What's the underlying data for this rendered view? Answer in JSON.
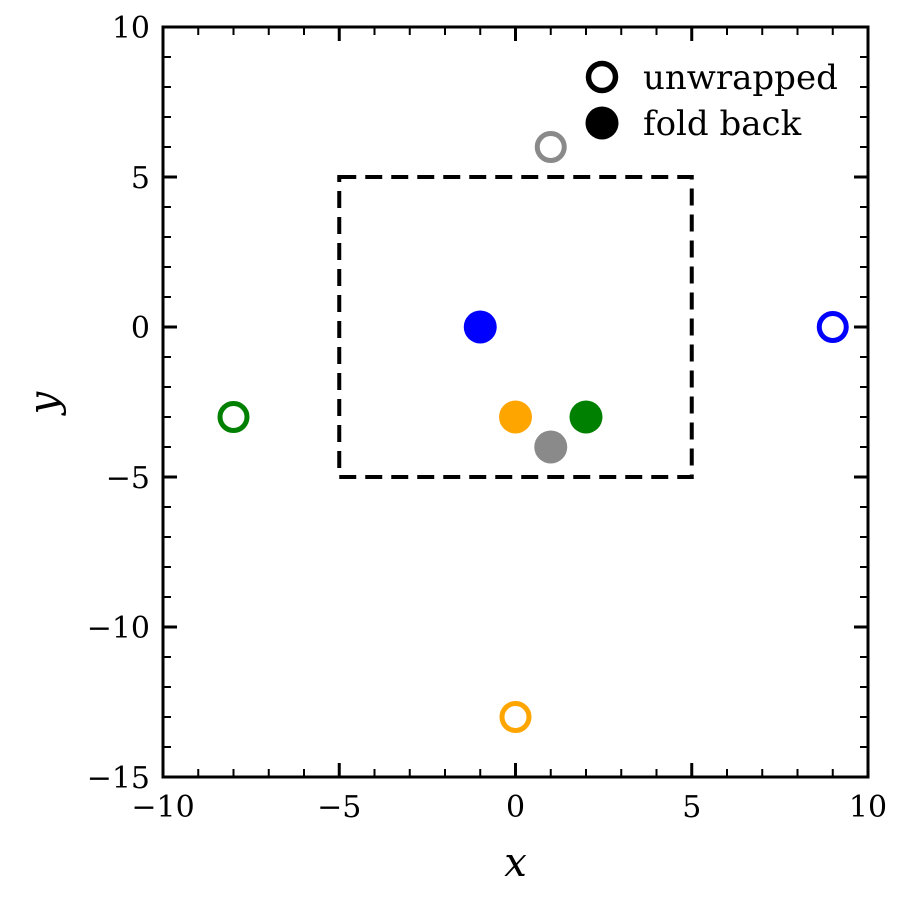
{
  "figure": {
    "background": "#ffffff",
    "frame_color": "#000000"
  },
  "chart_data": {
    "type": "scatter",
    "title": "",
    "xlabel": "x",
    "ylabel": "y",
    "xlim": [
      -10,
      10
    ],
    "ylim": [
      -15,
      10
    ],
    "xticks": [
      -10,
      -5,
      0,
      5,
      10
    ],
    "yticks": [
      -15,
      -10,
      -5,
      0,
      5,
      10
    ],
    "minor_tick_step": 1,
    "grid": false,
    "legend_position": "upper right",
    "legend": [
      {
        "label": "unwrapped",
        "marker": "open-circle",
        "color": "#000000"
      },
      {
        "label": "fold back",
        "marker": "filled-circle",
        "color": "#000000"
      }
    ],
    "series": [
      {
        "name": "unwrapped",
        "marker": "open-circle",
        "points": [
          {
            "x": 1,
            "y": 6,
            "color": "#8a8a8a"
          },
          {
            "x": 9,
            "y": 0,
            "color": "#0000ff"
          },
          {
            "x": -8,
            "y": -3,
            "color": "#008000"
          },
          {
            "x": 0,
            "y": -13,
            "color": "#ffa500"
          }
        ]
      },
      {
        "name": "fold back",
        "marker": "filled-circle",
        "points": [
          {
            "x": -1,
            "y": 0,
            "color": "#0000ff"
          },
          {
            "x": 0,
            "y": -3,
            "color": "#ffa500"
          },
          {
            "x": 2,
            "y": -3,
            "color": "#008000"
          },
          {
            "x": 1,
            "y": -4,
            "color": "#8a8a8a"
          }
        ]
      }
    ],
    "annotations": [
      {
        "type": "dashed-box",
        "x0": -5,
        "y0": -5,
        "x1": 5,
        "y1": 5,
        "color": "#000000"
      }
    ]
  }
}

+ + + +

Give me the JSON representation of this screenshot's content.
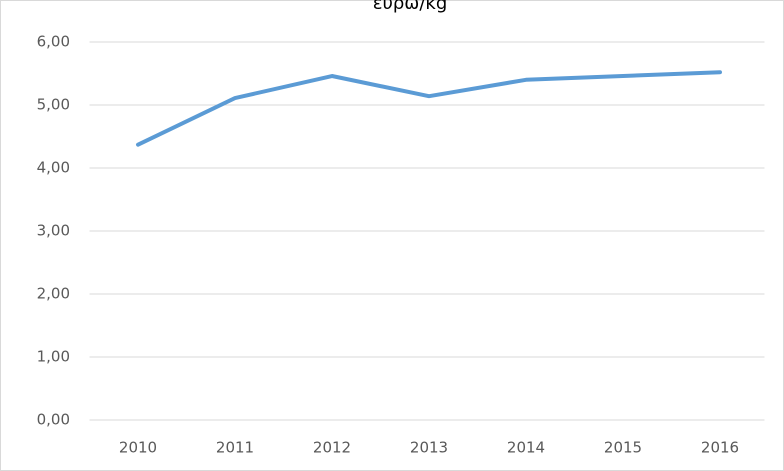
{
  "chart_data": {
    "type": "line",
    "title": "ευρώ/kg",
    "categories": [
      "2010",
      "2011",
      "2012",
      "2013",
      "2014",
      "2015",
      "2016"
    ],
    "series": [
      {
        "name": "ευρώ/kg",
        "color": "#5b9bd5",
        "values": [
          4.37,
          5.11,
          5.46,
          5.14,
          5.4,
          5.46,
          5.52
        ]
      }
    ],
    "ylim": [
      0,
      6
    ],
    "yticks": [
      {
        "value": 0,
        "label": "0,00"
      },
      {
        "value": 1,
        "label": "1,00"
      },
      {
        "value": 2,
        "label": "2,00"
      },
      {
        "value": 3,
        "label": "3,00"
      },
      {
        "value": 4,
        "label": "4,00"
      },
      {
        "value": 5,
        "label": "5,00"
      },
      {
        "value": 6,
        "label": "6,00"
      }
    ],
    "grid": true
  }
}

+ + + +

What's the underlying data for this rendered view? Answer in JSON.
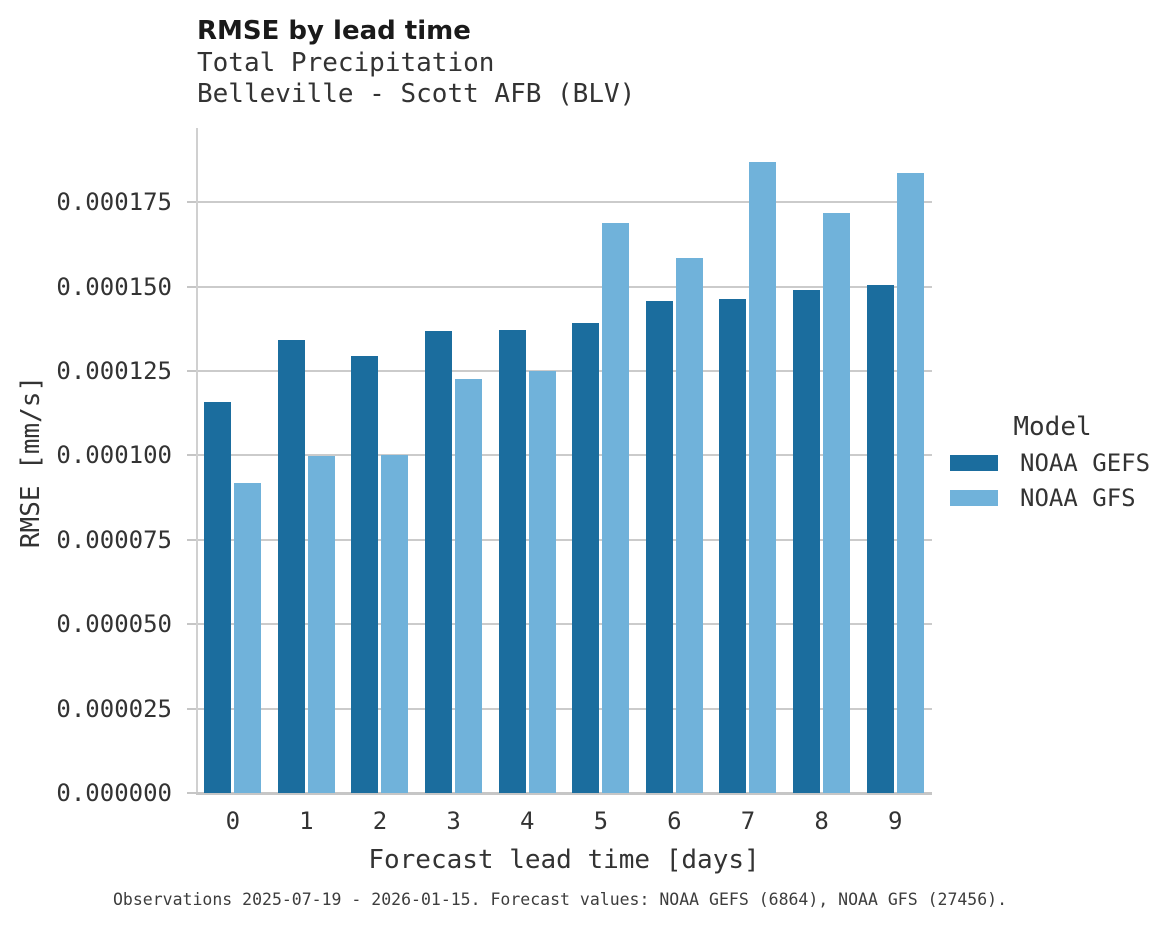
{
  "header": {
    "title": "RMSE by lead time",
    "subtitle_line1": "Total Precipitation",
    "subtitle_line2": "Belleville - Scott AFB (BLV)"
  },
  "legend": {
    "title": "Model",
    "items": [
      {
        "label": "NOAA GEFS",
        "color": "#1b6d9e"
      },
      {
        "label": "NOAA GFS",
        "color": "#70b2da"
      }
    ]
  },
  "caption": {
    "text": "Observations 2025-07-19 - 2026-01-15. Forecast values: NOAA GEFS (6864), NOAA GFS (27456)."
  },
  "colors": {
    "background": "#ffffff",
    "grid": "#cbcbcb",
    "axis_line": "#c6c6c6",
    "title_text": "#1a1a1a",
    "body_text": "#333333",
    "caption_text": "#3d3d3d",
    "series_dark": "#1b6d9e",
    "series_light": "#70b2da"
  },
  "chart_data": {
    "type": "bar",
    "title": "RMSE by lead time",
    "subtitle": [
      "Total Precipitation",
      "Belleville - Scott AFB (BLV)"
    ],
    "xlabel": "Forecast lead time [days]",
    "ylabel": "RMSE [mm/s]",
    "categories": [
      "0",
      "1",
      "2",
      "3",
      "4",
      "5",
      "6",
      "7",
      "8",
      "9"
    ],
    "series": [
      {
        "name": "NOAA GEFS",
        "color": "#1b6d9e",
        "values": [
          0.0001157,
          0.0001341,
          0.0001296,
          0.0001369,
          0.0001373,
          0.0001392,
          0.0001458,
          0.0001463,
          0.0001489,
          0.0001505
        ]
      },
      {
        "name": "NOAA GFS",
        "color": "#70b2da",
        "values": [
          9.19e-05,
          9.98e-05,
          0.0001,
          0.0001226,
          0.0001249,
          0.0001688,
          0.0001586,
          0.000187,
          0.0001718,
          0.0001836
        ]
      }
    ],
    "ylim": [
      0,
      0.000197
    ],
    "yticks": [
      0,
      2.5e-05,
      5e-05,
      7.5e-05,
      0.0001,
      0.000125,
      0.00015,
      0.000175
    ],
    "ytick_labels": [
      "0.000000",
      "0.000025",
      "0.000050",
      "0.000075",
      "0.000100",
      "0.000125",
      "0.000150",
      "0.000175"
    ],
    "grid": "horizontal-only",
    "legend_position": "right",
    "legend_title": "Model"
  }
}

+ + + +

▶ Directions for this task
Every line in the data that holds "Scott" should be copied out.

▶ Completed task
    "subtitle_line2": "Belleville - Scott AFB (BLV)"
      "Belleville - Scott AFB (BLV)"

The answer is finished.